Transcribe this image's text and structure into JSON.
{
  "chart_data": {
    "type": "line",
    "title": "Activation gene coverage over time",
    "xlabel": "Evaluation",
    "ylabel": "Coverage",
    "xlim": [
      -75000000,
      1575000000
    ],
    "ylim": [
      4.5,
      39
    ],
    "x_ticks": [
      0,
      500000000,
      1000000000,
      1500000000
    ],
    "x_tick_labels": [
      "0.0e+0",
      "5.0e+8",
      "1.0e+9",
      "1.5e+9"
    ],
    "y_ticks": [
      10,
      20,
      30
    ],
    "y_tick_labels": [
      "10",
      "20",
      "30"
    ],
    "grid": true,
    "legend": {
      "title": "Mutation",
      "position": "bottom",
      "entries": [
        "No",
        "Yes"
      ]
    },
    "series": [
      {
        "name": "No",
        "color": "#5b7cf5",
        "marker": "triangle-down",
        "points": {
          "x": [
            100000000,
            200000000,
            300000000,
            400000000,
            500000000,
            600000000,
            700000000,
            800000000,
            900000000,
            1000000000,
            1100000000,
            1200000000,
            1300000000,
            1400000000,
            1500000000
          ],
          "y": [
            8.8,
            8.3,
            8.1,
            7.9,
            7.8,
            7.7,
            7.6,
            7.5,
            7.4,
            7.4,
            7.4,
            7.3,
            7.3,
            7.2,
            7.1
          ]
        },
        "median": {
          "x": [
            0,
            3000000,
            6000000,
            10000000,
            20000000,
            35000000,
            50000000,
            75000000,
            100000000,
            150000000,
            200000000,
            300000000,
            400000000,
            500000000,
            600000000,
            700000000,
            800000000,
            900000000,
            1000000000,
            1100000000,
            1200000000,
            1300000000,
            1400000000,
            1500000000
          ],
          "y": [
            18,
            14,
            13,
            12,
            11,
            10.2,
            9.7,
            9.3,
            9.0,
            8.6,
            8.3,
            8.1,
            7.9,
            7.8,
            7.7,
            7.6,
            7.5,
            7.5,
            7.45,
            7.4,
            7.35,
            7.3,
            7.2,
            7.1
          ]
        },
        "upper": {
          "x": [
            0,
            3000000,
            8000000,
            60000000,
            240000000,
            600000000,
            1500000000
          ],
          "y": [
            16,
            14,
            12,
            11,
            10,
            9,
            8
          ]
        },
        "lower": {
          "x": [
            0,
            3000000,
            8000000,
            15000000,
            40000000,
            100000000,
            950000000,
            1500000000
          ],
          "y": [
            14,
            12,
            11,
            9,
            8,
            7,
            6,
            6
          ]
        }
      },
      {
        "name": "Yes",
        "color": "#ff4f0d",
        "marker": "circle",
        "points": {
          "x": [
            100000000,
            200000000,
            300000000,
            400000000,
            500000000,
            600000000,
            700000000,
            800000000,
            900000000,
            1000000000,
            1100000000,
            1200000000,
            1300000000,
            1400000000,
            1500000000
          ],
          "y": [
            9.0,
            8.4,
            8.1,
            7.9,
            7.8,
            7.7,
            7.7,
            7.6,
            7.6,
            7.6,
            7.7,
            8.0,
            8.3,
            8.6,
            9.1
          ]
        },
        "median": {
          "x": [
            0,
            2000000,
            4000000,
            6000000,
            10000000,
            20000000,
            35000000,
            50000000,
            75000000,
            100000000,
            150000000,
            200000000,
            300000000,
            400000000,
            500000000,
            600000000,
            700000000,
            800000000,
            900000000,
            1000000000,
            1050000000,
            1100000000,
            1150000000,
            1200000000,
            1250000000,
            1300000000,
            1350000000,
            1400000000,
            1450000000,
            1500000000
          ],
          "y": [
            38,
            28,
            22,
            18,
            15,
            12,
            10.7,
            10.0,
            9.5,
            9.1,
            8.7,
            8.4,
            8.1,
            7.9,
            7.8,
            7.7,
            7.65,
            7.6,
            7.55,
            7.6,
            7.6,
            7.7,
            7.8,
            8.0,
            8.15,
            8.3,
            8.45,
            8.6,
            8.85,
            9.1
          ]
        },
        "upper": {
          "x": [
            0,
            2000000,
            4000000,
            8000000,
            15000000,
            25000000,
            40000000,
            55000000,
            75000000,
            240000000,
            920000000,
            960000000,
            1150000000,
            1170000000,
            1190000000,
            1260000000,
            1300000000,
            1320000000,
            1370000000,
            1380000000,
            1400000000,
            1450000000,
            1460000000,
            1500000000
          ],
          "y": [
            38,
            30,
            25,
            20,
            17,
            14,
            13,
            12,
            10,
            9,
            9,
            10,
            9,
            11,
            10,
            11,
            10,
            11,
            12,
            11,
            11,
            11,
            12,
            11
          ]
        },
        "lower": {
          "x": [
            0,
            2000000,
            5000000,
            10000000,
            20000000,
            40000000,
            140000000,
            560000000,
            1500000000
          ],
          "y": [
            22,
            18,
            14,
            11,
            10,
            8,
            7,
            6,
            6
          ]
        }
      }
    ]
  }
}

● ● ●

• Your task: Would you copy out each record precisely as it stands?

• Solved exercise:
Transcribe this image's text and structure into JSON.
{
  "chart_data": {
    "type": "line",
    "title": "Activation gene coverage over time",
    "xlabel": "Evaluation",
    "ylabel": "Coverage",
    "xlim": [
      -75000000,
      1575000000
    ],
    "ylim": [
      4.5,
      39
    ],
    "x_ticks": [
      0,
      500000000,
      1000000000,
      1500000000
    ],
    "x_tick_labels": [
      "0.0e+0",
      "5.0e+8",
      "1.0e+9",
      "1.5e+9"
    ],
    "y_ticks": [
      10,
      20,
      30
    ],
    "y_tick_labels": [
      "10",
      "20",
      "30"
    ],
    "grid": true,
    "legend": {
      "title": "Mutation",
      "position": "bottom",
      "entries": [
        "No",
        "Yes"
      ]
    },
    "series": [
      {
        "name": "No",
        "color": "#5b7cf5",
        "marker": "triangle-down",
        "points": {
          "x": [
            100000000,
            200000000,
            300000000,
            400000000,
            500000000,
            600000000,
            700000000,
            800000000,
            900000000,
            1000000000,
            1100000000,
            1200000000,
            1300000000,
            1400000000,
            1500000000
          ],
          "y": [
            8.8,
            8.3,
            8.1,
            7.9,
            7.8,
            7.7,
            7.6,
            7.5,
            7.4,
            7.4,
            7.4,
            7.3,
            7.3,
            7.2,
            7.1
          ]
        },
        "median": {
          "x": [
            0,
            3000000,
            6000000,
            10000000,
            20000000,
            35000000,
            50000000,
            75000000,
            100000000,
            150000000,
            200000000,
            300000000,
            400000000,
            500000000,
            600000000,
            700000000,
            800000000,
            900000000,
            1000000000,
            1100000000,
            1200000000,
            1300000000,
            1400000000,
            1500000000
          ],
          "y": [
            18,
            14,
            13,
            12,
            11,
            10.2,
            9.7,
            9.3,
            9.0,
            8.6,
            8.3,
            8.1,
            7.9,
            7.8,
            7.7,
            7.6,
            7.5,
            7.5,
            7.45,
            7.4,
            7.35,
            7.3,
            7.2,
            7.1
          ]
        },
        "upper": {
          "x": [
            0,
            3000000,
            8000000,
            60000000,
            240000000,
            600000000,
            1500000000
          ],
          "y": [
            16,
            14,
            12,
            11,
            10,
            9,
            8
          ]
        },
        "lower": {
          "x": [
            0,
            3000000,
            8000000,
            15000000,
            40000000,
            100000000,
            950000000,
            1500000000
          ],
          "y": [
            14,
            12,
            11,
            9,
            8,
            7,
            6,
            6
          ]
        }
      },
      {
        "name": "Yes",
        "color": "#ff4f0d",
        "marker": "circle",
        "points": {
          "x": [
            100000000,
            200000000,
            300000000,
            400000000,
            500000000,
            600000000,
            700000000,
            800000000,
            900000000,
            1000000000,
            1100000000,
            1200000000,
            1300000000,
            1400000000,
            1500000000
          ],
          "y": [
            9.0,
            8.4,
            8.1,
            7.9,
            7.8,
            7.7,
            7.7,
            7.6,
            7.6,
            7.6,
            7.7,
            8.0,
            8.3,
            8.6,
            9.1
          ]
        },
        "median": {
          "x": [
            0,
            2000000,
            4000000,
            6000000,
            10000000,
            20000000,
            35000000,
            50000000,
            75000000,
            100000000,
            150000000,
            200000000,
            300000000,
            400000000,
            500000000,
            600000000,
            700000000,
            800000000,
            900000000,
            1000000000,
            1050000000,
            1100000000,
            1150000000,
            1200000000,
            1250000000,
            1300000000,
            1350000000,
            1400000000,
            1450000000,
            1500000000
          ],
          "y": [
            38,
            28,
            22,
            18,
            15,
            12,
            10.7,
            10.0,
            9.5,
            9.1,
            8.7,
            8.4,
            8.1,
            7.9,
            7.8,
            7.7,
            7.65,
            7.6,
            7.55,
            7.6,
            7.6,
            7.7,
            7.8,
            8.0,
            8.15,
            8.3,
            8.45,
            8.6,
            8.85,
            9.1
          ]
        },
        "upper": {
          "x": [
            0,
            2000000,
            4000000,
            8000000,
            15000000,
            25000000,
            40000000,
            55000000,
            75000000,
            240000000,
            920000000,
            960000000,
            1150000000,
            1170000000,
            1190000000,
            1260000000,
            1300000000,
            1320000000,
            1370000000,
            1380000000,
            1400000000,
            1450000000,
            1460000000,
            1500000000
          ],
          "y": [
            38,
            30,
            25,
            20,
            17,
            14,
            13,
            12,
            10,
            9,
            9,
            10,
            9,
            11,
            10,
            11,
            10,
            11,
            12,
            11,
            11,
            11,
            12,
            11
          ]
        },
        "lower": {
          "x": [
            0,
            2000000,
            5000000,
            10000000,
            20000000,
            40000000,
            140000000,
            560000000,
            1500000000
          ],
          "y": [
            22,
            18,
            14,
            11,
            10,
            8,
            7,
            6,
            6
          ]
        }
      }
    ]
  }
}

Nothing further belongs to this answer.